Make an exact copy of the records, with the images left out.

DATA ROWS:
***
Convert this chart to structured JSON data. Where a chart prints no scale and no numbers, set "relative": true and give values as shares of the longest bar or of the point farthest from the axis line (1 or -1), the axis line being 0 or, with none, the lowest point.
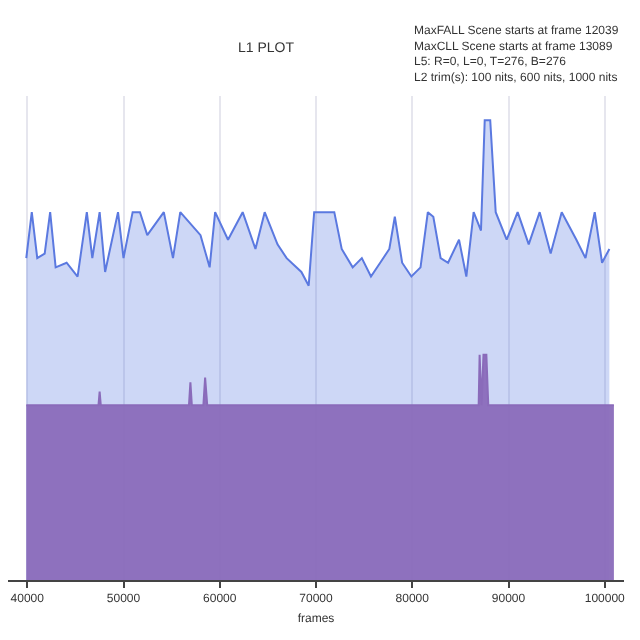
{
  "chart_data": {
    "type": "area",
    "title": "L1 PLOT",
    "xlabel": "frames",
    "relative": true,
    "annotations": [
      "MaxFALL Scene starts at frame 12039",
      "MaxCLL Scene starts at frame 13089",
      "L5: R=0, L=0, T=276, B=276",
      "L2 trim(s): 100 nits, 600 nits, 1000 nits"
    ],
    "xlim": [
      38000,
      102000
    ],
    "xticks": [
      40000,
      50000,
      60000,
      70000,
      80000,
      90000,
      100000
    ],
    "grid": "x",
    "series": [
      {
        "color": "#5b79e0",
        "x": [
          39900,
          40470,
          41040,
          41810,
          42380,
          42950,
          44090,
          45230,
          46190,
          46760,
          47520,
          48090,
          49430,
          50000,
          50950,
          51710,
          52470,
          54190,
          55140,
          55900,
          58000,
          58950,
          59520,
          60860,
          62380,
          63710,
          64670,
          66000,
          66950,
          68480,
          69240,
          69810,
          71900,
          72670,
          73810,
          74760,
          75710,
          76670,
          77620,
          78190,
          78950,
          79910,
          80860,
          81620,
          82190,
          82950,
          83720,
          84860,
          85620,
          86380,
          87140,
          87530,
          88100,
          88670,
          89810,
          90950,
          92100,
          93240,
          94380,
          95530,
          97050,
          98000,
          98960,
          99720,
          100480
        ],
        "values": [
          0.7,
          0.8,
          0.7,
          0.71,
          0.8,
          0.68,
          0.69,
          0.66,
          0.8,
          0.7,
          0.8,
          0.67,
          0.8,
          0.7,
          0.8,
          0.8,
          0.75,
          0.8,
          0.7,
          0.8,
          0.75,
          0.68,
          0.8,
          0.74,
          0.8,
          0.72,
          0.8,
          0.73,
          0.7,
          0.67,
          0.64,
          0.8,
          0.8,
          0.72,
          0.68,
          0.7,
          0.66,
          0.69,
          0.72,
          0.79,
          0.69,
          0.66,
          0.68,
          0.8,
          0.79,
          0.7,
          0.69,
          0.74,
          0.66,
          0.8,
          0.76,
          1.0,
          1.0,
          0.8,
          0.74,
          0.8,
          0.73,
          0.8,
          0.71,
          0.8,
          0.74,
          0.7,
          0.8,
          0.69,
          0.72
        ]
      },
      {
        "color": "#8a6bba",
        "x": [
          39900,
          47400,
          47520,
          47640,
          56800,
          56950,
          57100,
          58300,
          58480,
          58700,
          86900,
          87000,
          87200,
          87400,
          87700,
          87900,
          100950
        ],
        "values": [
          0.38,
          0.38,
          0.41,
          0.38,
          0.38,
          0.43,
          0.38,
          0.38,
          0.44,
          0.38,
          0.38,
          0.49,
          0.38,
          0.49,
          0.49,
          0.38,
          0.38
        ]
      }
    ]
  }
}
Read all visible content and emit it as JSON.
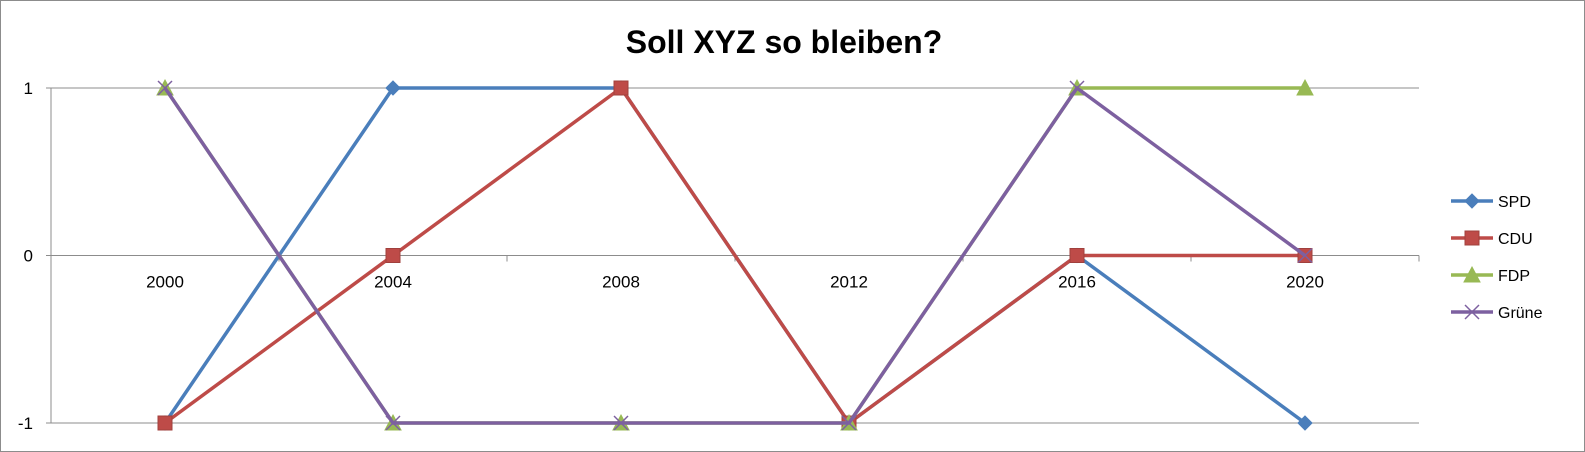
***
ANSWER FOR THE TASK:
Convert this chart to structured JSON data. Where a chart prints no scale and no numbers, set "relative": true and give values as shares of the longest bar or of the point farthest from the axis line (1 or -1), the axis line being 0 or, with none, the lowest point.
{
  "chart_data": {
    "type": "area",
    "title": "L1 PLOT",
    "xlabel": "frames",
    "relative": true,
    "annotations": [
      "MaxFALL Scene starts at frame 12039",
      "MaxCLL Scene starts at frame 13089",
      "L5: R=0, L=0, T=276, B=276",
      "L2 trim(s): 100 nits, 600 nits, 1000 nits"
    ],
    "xlim": [
      38000,
      102000
    ],
    "xticks": [
      40000,
      50000,
      60000,
      70000,
      80000,
      90000,
      100000
    ],
    "grid": "x",
    "series": [
      {
        "color": "#5b79e0",
        "x": [
          39900,
          40470,
          41040,
          41810,
          42380,
          42950,
          44090,
          45230,
          46190,
          46760,
          47520,
          48090,
          49430,
          50000,
          50950,
          51710,
          52470,
          54190,
          55140,
          55900,
          58000,
          58950,
          59520,
          60860,
          62380,
          63710,
          64670,
          66000,
          66950,
          68480,
          69240,
          69810,
          71900,
          72670,
          73810,
          74760,
          75710,
          76670,
          77620,
          78190,
          78950,
          79910,
          80860,
          81620,
          82190,
          82950,
          83720,
          84860,
          85620,
          86380,
          87140,
          87530,
          88100,
          88670,
          89810,
          90950,
          92100,
          93240,
          94380,
          95530,
          97050,
          98000,
          98960,
          99720,
          100480
        ],
        "values": [
          0.7,
          0.8,
          0.7,
          0.71,
          0.8,
          0.68,
          0.69,
          0.66,
          0.8,
          0.7,
          0.8,
          0.67,
          0.8,
          0.7,
          0.8,
          0.8,
          0.75,
          0.8,
          0.7,
          0.8,
          0.75,
          0.68,
          0.8,
          0.74,
          0.8,
          0.72,
          0.8,
          0.73,
          0.7,
          0.67,
          0.64,
          0.8,
          0.8,
          0.72,
          0.68,
          0.7,
          0.66,
          0.69,
          0.72,
          0.79,
          0.69,
          0.66,
          0.68,
          0.8,
          0.79,
          0.7,
          0.69,
          0.74,
          0.66,
          0.8,
          0.76,
          1.0,
          1.0,
          0.8,
          0.74,
          0.8,
          0.73,
          0.8,
          0.71,
          0.8,
          0.74,
          0.7,
          0.8,
          0.69,
          0.72
        ]
      },
      {
        "color": "#8a6bba",
        "x": [
          39900,
          47400,
          47520,
          47640,
          56800,
          56950,
          57100,
          58300,
          58480,
          58700,
          86900,
          87000,
          87200,
          87400,
          87700,
          87900,
          100950
        ],
        "values": [
          0.38,
          0.38,
          0.41,
          0.38,
          0.38,
          0.43,
          0.38,
          0.38,
          0.44,
          0.38,
          0.38,
          0.49,
          0.38,
          0.49,
          0.49,
          0.38,
          0.38
        ]
      }
    ]
  }
}
Read all visible content and emit it as JSON.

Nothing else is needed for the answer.